Given problem:
Extract all of the entries and set them down verbatim.

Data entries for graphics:
^^^^^^^^

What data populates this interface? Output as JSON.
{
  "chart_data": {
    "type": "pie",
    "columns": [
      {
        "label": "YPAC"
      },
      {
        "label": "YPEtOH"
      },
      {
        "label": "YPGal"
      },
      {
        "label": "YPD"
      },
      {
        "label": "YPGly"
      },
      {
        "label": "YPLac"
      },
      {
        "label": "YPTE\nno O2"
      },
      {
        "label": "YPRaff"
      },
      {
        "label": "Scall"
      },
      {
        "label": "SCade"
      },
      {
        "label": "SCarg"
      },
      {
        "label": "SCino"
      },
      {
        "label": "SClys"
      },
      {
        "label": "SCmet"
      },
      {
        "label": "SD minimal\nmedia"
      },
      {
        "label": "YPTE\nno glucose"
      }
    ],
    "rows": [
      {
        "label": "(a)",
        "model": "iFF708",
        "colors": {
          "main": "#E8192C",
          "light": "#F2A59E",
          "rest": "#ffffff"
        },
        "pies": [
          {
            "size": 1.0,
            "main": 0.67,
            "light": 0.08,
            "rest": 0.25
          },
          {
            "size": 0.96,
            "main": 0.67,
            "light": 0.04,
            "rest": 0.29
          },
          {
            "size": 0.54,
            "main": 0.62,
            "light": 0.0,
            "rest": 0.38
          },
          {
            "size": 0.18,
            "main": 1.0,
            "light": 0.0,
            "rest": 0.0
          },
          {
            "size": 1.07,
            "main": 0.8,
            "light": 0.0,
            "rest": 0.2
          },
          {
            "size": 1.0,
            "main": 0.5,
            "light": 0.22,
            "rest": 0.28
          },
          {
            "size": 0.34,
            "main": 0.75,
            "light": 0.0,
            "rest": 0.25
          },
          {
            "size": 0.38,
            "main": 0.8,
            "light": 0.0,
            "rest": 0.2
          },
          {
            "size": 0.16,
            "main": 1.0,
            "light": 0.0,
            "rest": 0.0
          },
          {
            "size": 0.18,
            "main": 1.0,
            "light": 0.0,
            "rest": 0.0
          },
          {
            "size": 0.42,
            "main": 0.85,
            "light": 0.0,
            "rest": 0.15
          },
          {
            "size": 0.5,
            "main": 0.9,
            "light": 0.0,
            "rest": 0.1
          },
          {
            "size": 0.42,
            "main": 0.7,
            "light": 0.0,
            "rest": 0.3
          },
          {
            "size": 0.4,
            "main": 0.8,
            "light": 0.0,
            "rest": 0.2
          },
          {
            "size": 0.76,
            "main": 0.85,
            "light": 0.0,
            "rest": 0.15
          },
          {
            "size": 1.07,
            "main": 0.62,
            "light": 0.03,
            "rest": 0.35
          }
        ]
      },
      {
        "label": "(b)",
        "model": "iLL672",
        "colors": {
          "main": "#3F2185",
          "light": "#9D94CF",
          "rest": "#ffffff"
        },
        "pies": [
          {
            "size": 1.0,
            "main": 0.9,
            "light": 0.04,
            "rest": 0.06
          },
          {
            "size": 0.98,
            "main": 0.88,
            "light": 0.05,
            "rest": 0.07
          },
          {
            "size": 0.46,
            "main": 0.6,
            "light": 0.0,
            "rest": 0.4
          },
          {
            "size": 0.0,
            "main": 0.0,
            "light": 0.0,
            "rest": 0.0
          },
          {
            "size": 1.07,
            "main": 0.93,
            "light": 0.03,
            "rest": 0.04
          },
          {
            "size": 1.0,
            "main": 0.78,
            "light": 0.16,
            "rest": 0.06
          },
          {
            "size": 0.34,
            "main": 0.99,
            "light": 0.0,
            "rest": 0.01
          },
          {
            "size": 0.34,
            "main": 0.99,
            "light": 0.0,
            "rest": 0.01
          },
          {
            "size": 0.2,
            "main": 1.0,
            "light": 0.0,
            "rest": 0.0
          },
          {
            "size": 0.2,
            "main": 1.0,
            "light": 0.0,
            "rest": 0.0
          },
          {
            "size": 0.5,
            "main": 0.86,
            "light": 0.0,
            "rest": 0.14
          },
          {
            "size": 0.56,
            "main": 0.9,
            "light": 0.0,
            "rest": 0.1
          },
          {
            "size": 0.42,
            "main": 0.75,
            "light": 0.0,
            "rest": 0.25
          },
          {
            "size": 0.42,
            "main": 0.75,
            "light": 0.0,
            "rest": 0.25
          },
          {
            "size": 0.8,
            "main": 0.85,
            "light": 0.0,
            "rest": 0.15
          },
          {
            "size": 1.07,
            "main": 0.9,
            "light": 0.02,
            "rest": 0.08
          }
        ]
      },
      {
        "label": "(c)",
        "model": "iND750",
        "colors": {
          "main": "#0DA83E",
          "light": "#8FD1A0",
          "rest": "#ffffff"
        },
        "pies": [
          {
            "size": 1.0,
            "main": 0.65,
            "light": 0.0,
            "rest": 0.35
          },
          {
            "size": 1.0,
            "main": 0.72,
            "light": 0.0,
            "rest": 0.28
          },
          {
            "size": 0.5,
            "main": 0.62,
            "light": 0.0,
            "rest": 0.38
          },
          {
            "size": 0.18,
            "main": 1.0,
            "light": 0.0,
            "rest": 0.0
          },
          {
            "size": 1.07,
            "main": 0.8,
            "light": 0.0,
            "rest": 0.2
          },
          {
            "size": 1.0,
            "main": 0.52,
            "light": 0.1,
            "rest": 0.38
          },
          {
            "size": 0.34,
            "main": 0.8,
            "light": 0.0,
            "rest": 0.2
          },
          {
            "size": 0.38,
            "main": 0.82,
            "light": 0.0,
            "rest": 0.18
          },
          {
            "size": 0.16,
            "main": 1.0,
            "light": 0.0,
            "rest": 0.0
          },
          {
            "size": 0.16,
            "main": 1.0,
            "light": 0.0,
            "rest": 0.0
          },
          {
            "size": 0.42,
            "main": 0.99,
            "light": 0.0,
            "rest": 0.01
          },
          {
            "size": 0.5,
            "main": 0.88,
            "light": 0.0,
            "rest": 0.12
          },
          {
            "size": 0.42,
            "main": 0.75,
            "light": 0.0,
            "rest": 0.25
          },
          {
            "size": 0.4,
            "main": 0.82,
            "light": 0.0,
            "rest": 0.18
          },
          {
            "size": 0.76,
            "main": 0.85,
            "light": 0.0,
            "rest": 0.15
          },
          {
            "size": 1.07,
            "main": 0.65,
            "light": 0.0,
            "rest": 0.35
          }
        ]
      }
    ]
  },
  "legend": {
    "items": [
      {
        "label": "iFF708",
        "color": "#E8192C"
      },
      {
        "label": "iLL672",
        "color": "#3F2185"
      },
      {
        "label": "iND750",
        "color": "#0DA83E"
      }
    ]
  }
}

^^^^^^^^

Result:
What data populates this interface? Output as JSON.
{
  "chart_data": {
    "type": "pie",
    "columns": [
      {
        "label": "YPAC"
      },
      {
        "label": "YPEtOH"
      },
      {
        "label": "YPGal"
      },
      {
        "label": "YPD"
      },
      {
        "label": "YPGly"
      },
      {
        "label": "YPLac"
      },
      {
        "label": "YPTE\nno O2"
      },
      {
        "label": "YPRaff"
      },
      {
        "label": "Scall"
      },
      {
        "label": "SCade"
      },
      {
        "label": "SCarg"
      },
      {
        "label": "SCino"
      },
      {
        "label": "SClys"
      },
      {
        "label": "SCmet"
      },
      {
        "label": "SD minimal\nmedia"
      },
      {
        "label": "YPTE\nno glucose"
      }
    ],
    "rows": [
      {
        "label": "(a)",
        "model": "iFF708",
        "colors": {
          "main": "#E8192C",
          "light": "#F2A59E",
          "rest": "#ffffff"
        },
        "pies": [
          {
            "size": 1.0,
            "main": 0.67,
            "light": 0.08,
            "rest": 0.25
          },
          {
            "size": 0.96,
            "main": 0.67,
            "light": 0.04,
            "rest": 0.29
          },
          {
            "size": 0.54,
            "main": 0.62,
            "light": 0.0,
            "rest": 0.38
          },
          {
            "size": 0.18,
            "main": 1.0,
            "light": 0.0,
            "rest": 0.0
          },
          {
            "size": 1.07,
            "main": 0.8,
            "light": 0.0,
            "rest": 0.2
          },
          {
            "size": 1.0,
            "main": 0.5,
            "light": 0.22,
            "rest": 0.28
          },
          {
            "size": 0.34,
            "main": 0.75,
            "light": 0.0,
            "rest": 0.25
          },
          {
            "size": 0.38,
            "main": 0.8,
            "light": 0.0,
            "rest": 0.2
          },
          {
            "size": 0.16,
            "main": 1.0,
            "light": 0.0,
            "rest": 0.0
          },
          {
            "size": 0.18,
            "main": 1.0,
            "light": 0.0,
            "rest": 0.0
          },
          {
            "size": 0.42,
            "main": 0.85,
            "light": 0.0,
            "rest": 0.15
          },
          {
            "size": 0.5,
            "main": 0.9,
            "light": 0.0,
            "rest": 0.1
          },
          {
            "size": 0.42,
            "main": 0.7,
            "light": 0.0,
            "rest": 0.3
          },
          {
            "size": 0.4,
            "main": 0.8,
            "light": 0.0,
            "rest": 0.2
          },
          {
            "size": 0.76,
            "main": 0.85,
            "light": 0.0,
            "rest": 0.15
          },
          {
            "size": 1.07,
            "main": 0.62,
            "light": 0.03,
            "rest": 0.35
          }
        ]
      },
      {
        "label": "(b)",
        "model": "iLL672",
        "colors": {
          "main": "#3F2185",
          "light": "#9D94CF",
          "rest": "#ffffff"
        },
        "pies": [
          {
            "size": 1.0,
            "main": 0.9,
            "light": 0.04,
            "rest": 0.06
          },
          {
            "size": 0.98,
            "main": 0.88,
            "light": 0.05,
            "rest": 0.07
          },
          {
            "size": 0.46,
            "main": 0.6,
            "light": 0.0,
            "rest": 0.4
          },
          {
            "size": 0.0,
            "main": 0.0,
            "light": 0.0,
            "rest": 0.0
          },
          {
            "size": 1.07,
            "main": 0.93,
            "light": 0.03,
            "rest": 0.04
          },
          {
            "size": 1.0,
            "main": 0.78,
            "light": 0.16,
            "rest": 0.06
          },
          {
            "size": 0.34,
            "main": 0.99,
            "light": 0.0,
            "rest": 0.01
          },
          {
            "size": 0.34,
            "main": 0.99,
            "light": 0.0,
            "rest": 0.01
          },
          {
            "size": 0.2,
            "main": 1.0,
            "light": 0.0,
            "rest": 0.0
          },
          {
            "size": 0.2,
            "main": 1.0,
            "light": 0.0,
            "rest": 0.0
          },
          {
            "size": 0.5,
            "main": 0.86,
            "light": 0.0,
            "rest": 0.14
          },
          {
            "size": 0.56,
            "main": 0.9,
            "light": 0.0,
            "rest": 0.1
          },
          {
            "size": 0.42,
            "main": 0.75,
            "light": 0.0,
            "rest": 0.25
          },
          {
            "size": 0.42,
            "main": 0.75,
            "light": 0.0,
            "rest": 0.25
          },
          {
            "size": 0.8,
            "main": 0.85,
            "light": 0.0,
            "rest": 0.15
          },
          {
            "size": 1.07,
            "main": 0.9,
            "light": 0.02,
            "rest": 0.08
          }
        ]
      },
      {
        "label": "(c)",
        "model": "iND750",
        "colors": {
          "main": "#0DA83E",
          "light": "#8FD1A0",
          "rest": "#ffffff"
        },
        "pies": [
          {
            "size": 1.0,
            "main": 0.65,
            "light": 0.0,
            "rest": 0.35
          },
          {
            "size": 1.0,
            "main": 0.72,
            "light": 0.0,
            "rest": 0.28
          },
          {
            "size": 0.5,
            "main": 0.62,
            "light": 0.0,
            "rest": 0.38
          },
          {
            "size": 0.18,
            "main": 1.0,
            "light": 0.0,
            "rest": 0.0
          },
          {
            "size": 1.07,
            "main": 0.8,
            "light": 0.0,
            "rest": 0.2
          },
          {
            "size": 1.0,
            "main": 0.52,
            "light": 0.1,
            "rest": 0.38
          },
          {
            "size": 0.34,
            "main": 0.8,
            "light": 0.0,
            "rest": 0.2
          },
          {
            "size": 0.38,
            "main": 0.82,
            "light": 0.0,
            "rest": 0.18
          },
          {
            "size": 0.16,
            "main": 1.0,
            "light": 0.0,
            "rest": 0.0
          },
          {
            "size": 0.16,
            "main": 1.0,
            "light": 0.0,
            "rest": 0.0
          },
          {
            "size": 0.42,
            "main": 0.99,
            "light": 0.0,
            "rest": 0.01
          },
          {
            "size": 0.5,
            "main": 0.88,
            "light": 0.0,
            "rest": 0.12
          },
          {
            "size": 0.42,
            "main": 0.75,
            "light": 0.0,
            "rest": 0.25
          },
          {
            "size": 0.4,
            "main": 0.82,
            "light": 0.0,
            "rest": 0.18
          },
          {
            "size": 0.76,
            "main": 0.85,
            "light": 0.0,
            "rest": 0.15
          },
          {
            "size": 1.07,
            "main": 0.65,
            "light": 0.0,
            "rest": 0.35
          }
        ]
      }
    ]
  },
  "legend": {
    "items": [
      {
        "label": "iFF708",
        "color": "#E8192C"
      },
      {
        "label": "iLL672",
        "color": "#3F2185"
      },
      {
        "label": "iND750",
        "color": "#0DA83E"
      }
    ]
  }
}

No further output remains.